* WHAT YOU HAVE TO DO: Repeat the listing in full. Nothing may be added or left out.

======== INPUT MATERIAL

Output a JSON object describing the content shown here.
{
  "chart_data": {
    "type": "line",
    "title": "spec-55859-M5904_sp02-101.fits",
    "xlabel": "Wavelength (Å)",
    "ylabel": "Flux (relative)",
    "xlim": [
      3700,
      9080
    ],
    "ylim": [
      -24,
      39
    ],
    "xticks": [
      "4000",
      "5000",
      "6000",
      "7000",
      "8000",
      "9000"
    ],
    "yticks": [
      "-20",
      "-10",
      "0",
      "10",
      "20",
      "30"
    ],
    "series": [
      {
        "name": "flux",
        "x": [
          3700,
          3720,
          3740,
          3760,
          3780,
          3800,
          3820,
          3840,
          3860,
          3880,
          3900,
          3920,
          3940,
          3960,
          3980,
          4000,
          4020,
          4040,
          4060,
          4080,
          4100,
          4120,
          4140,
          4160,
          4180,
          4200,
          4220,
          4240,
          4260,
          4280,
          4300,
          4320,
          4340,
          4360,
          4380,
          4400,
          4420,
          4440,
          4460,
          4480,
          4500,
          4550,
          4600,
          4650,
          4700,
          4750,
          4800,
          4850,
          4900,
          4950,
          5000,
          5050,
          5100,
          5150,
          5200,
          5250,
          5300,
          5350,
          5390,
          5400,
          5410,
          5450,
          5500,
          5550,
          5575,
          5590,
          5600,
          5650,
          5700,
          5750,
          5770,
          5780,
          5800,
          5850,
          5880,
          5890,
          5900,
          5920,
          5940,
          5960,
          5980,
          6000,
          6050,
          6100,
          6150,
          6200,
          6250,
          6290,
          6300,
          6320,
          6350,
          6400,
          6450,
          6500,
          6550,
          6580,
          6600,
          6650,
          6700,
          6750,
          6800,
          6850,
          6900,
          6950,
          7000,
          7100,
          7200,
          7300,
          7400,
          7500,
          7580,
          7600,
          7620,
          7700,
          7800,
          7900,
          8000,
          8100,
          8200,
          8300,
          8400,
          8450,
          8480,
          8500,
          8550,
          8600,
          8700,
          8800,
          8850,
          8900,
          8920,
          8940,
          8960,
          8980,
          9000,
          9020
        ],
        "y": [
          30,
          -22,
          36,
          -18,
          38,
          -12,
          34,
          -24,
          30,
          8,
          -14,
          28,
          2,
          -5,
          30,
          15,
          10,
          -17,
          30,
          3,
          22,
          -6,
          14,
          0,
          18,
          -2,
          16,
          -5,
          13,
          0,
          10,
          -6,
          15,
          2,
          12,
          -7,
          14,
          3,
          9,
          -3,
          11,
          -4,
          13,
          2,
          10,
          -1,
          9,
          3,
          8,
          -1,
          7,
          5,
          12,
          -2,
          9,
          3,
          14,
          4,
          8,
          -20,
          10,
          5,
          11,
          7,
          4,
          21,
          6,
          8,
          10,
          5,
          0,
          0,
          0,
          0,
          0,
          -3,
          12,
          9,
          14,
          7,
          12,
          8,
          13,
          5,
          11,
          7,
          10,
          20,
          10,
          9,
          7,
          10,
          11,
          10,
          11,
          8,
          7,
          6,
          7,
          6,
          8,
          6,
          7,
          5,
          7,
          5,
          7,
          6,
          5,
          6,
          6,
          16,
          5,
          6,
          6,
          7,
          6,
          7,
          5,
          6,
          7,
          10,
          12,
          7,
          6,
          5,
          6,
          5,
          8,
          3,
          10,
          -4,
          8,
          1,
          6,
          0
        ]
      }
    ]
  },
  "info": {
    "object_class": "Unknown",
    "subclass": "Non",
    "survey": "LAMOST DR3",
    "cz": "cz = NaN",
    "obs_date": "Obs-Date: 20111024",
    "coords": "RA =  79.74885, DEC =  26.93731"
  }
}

================

* FULL SOLUTION:
Output a JSON object describing the content shown here.
{
  "chart_data": {
    "type": "line",
    "title": "spec-55859-M5904_sp02-101.fits",
    "xlabel": "Wavelength (Å)",
    "ylabel": "Flux (relative)",
    "xlim": [
      3700,
      9080
    ],
    "ylim": [
      -24,
      39
    ],
    "xticks": [
      "4000",
      "5000",
      "6000",
      "7000",
      "8000",
      "9000"
    ],
    "yticks": [
      "-20",
      "-10",
      "0",
      "10",
      "20",
      "30"
    ],
    "series": [
      {
        "name": "flux",
        "x": [
          3700,
          3720,
          3740,
          3760,
          3780,
          3800,
          3820,
          3840,
          3860,
          3880,
          3900,
          3920,
          3940,
          3960,
          3980,
          4000,
          4020,
          4040,
          4060,
          4080,
          4100,
          4120,
          4140,
          4160,
          4180,
          4200,
          4220,
          4240,
          4260,
          4280,
          4300,
          4320,
          4340,
          4360,
          4380,
          4400,
          4420,
          4440,
          4460,
          4480,
          4500,
          4550,
          4600,
          4650,
          4700,
          4750,
          4800,
          4850,
          4900,
          4950,
          5000,
          5050,
          5100,
          5150,
          5200,
          5250,
          5300,
          5350,
          5390,
          5400,
          5410,
          5450,
          5500,
          5550,
          5575,
          5590,
          5600,
          5650,
          5700,
          5750,
          5770,
          5780,
          5800,
          5850,
          5880,
          5890,
          5900,
          5920,
          5940,
          5960,
          5980,
          6000,
          6050,
          6100,
          6150,
          6200,
          6250,
          6290,
          6300,
          6320,
          6350,
          6400,
          6450,
          6500,
          6550,
          6580,
          6600,
          6650,
          6700,
          6750,
          6800,
          6850,
          6900,
          6950,
          7000,
          7100,
          7200,
          7300,
          7400,
          7500,
          7580,
          7600,
          7620,
          7700,
          7800,
          7900,
          8000,
          8100,
          8200,
          8300,
          8400,
          8450,
          8480,
          8500,
          8550,
          8600,
          8700,
          8800,
          8850,
          8900,
          8920,
          8940,
          8960,
          8980,
          9000,
          9020
        ],
        "y": [
          30,
          -22,
          36,
          -18,
          38,
          -12,
          34,
          -24,
          30,
          8,
          -14,
          28,
          2,
          -5,
          30,
          15,
          10,
          -17,
          30,
          3,
          22,
          -6,
          14,
          0,
          18,
          -2,
          16,
          -5,
          13,
          0,
          10,
          -6,
          15,
          2,
          12,
          -7,
          14,
          3,
          9,
          -3,
          11,
          -4,
          13,
          2,
          10,
          -1,
          9,
          3,
          8,
          -1,
          7,
          5,
          12,
          -2,
          9,
          3,
          14,
          4,
          8,
          -20,
          10,
          5,
          11,
          7,
          4,
          21,
          6,
          8,
          10,
          5,
          0,
          0,
          0,
          0,
          0,
          -3,
          12,
          9,
          14,
          7,
          12,
          8,
          13,
          5,
          11,
          7,
          10,
          20,
          10,
          9,
          7,
          10,
          11,
          10,
          11,
          8,
          7,
          6,
          7,
          6,
          8,
          6,
          7,
          5,
          7,
          5,
          7,
          6,
          5,
          6,
          6,
          16,
          5,
          6,
          6,
          7,
          6,
          7,
          5,
          6,
          7,
          10,
          12,
          7,
          6,
          5,
          6,
          5,
          8,
          3,
          10,
          -4,
          8,
          1,
          6,
          0
        ]
      }
    ]
  },
  "info": {
    "object_class": "Unknown",
    "subclass": "Non",
    "survey": "LAMOST DR3",
    "cz": "cz = NaN",
    "obs_date": "Obs-Date: 20111024",
    "coords": "RA =  79.74885, DEC =  26.93731"
  }
}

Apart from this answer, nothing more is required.